### What is required
Where a line of the listing below includes the word "contours", reproduce that line.

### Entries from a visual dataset

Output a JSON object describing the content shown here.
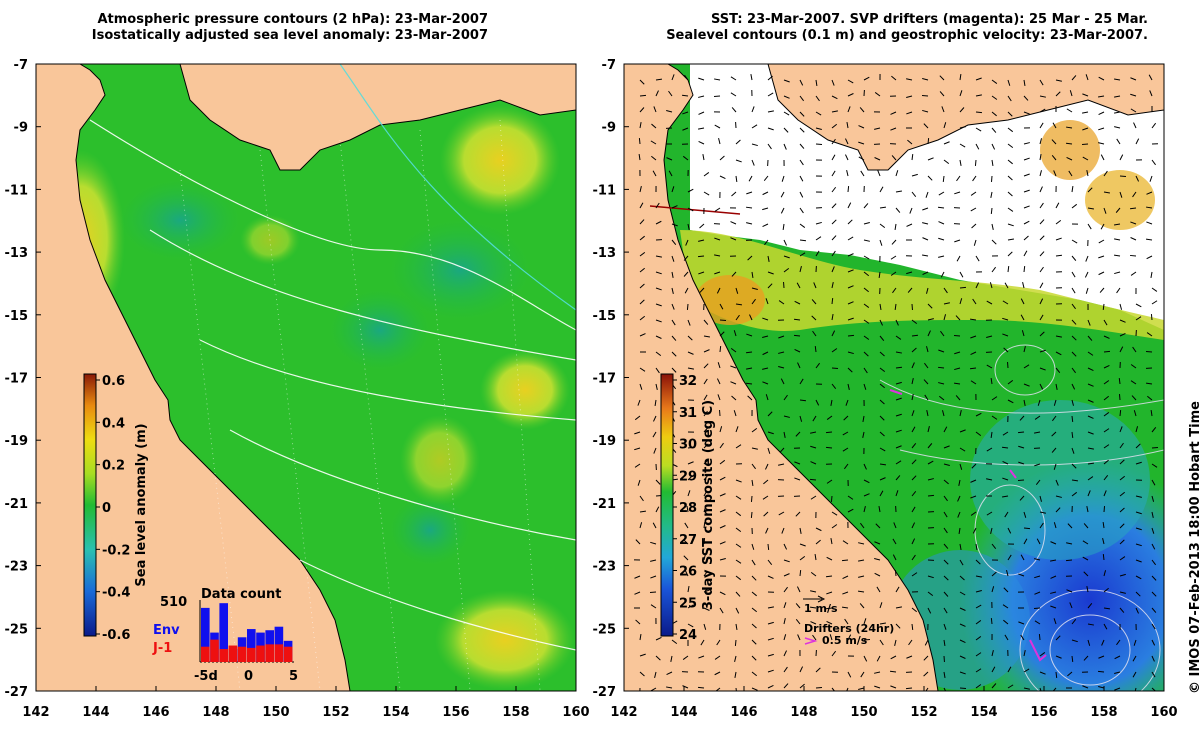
{
  "left_panel": {
    "title_line1": "Atmospheric pressure contours (2 hPa): 23-Mar-2007",
    "title_line2": "Isostatically adjusted sea level anomaly: 23-Mar-2007",
    "y_ticks": [
      "-7",
      "-9",
      "-11",
      "-13",
      "-15",
      "-17",
      "-19",
      "-21",
      "-23",
      "-25",
      "-27"
    ],
    "x_ticks": [
      "142",
      "144",
      "146",
      "148",
      "150",
      "152",
      "154",
      "156",
      "158",
      "160"
    ],
    "colorbar": {
      "label": "Sea level anomaly (m)",
      "ticks": [
        "0.6",
        "0.4",
        "0.2",
        "0",
        "-0.2",
        "-0.4",
        "-0.6"
      ]
    },
    "data_count": {
      "title": "Data count",
      "max_label": "510",
      "env_label": "Env",
      "j1_label": "J-1",
      "x_labels": [
        "-5d",
        "0",
        "5"
      ],
      "env_color": "#1010ee",
      "j1_color": "#ee1010",
      "env_counts": [
        460,
        250,
        500,
        110,
        210,
        280,
        250,
        270,
        300,
        180
      ],
      "j1_counts": [
        130,
        190,
        110,
        140,
        130,
        120,
        140,
        150,
        150,
        130
      ]
    }
  },
  "right_panel": {
    "title_line1": "SST: 23-Mar-2007. SVP drifters (magenta): 25 Mar - 25 Mar.",
    "title_line2": "Sealevel contours (0.1 m) and geostrophic velocity: 23-Mar-2007.",
    "y_ticks": [
      "-7",
      "-9",
      "-11",
      "-13",
      "-15",
      "-17",
      "-19",
      "-21",
      "-23",
      "-25",
      "-27"
    ],
    "x_ticks": [
      "142",
      "144",
      "146",
      "148",
      "150",
      "152",
      "154",
      "156",
      "158",
      "160"
    ],
    "colorbar": {
      "label": "3-day SST composite (deg C)",
      "ticks": [
        "32",
        "31",
        "30",
        "29",
        "28",
        "27",
        "26",
        "25",
        "24"
      ]
    },
    "scale_label": "1 m/s",
    "drifters_label": "Drifters (24hr)",
    "drifters_speed": "0.5 m/s"
  },
  "credit": "© IMOS 07-Feb-2013 18:00 Hobart Time",
  "colors": {
    "land": "#f9c69a",
    "ocean_green": "#22bb22",
    "drifter_magenta": "#dd33dd"
  }
}
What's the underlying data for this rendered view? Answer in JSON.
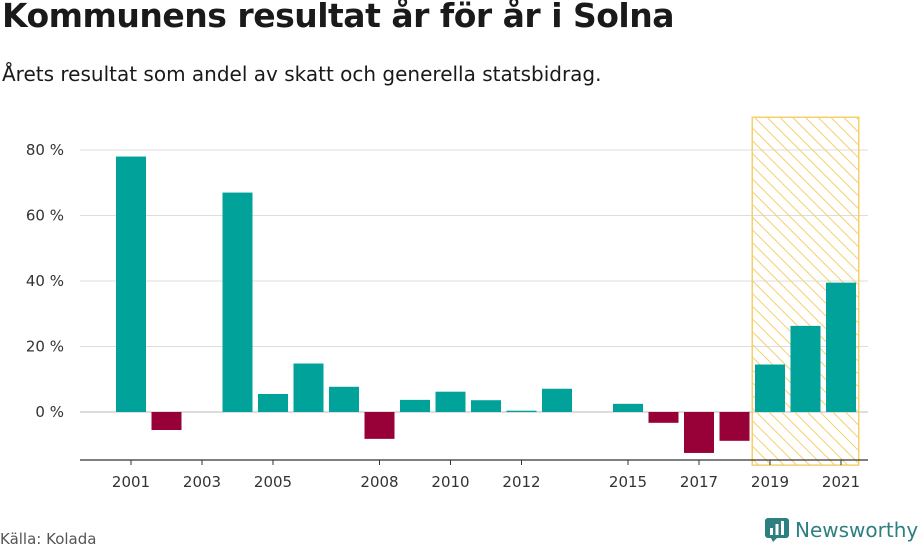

### Correct response
    "title_line1": "Atmospheric pressure contours (2 hPa): 23-Mar-2007",
    "title_line2": "Sealevel contours (0.1 m) and geostrophic velocity: 23-Mar-2007.",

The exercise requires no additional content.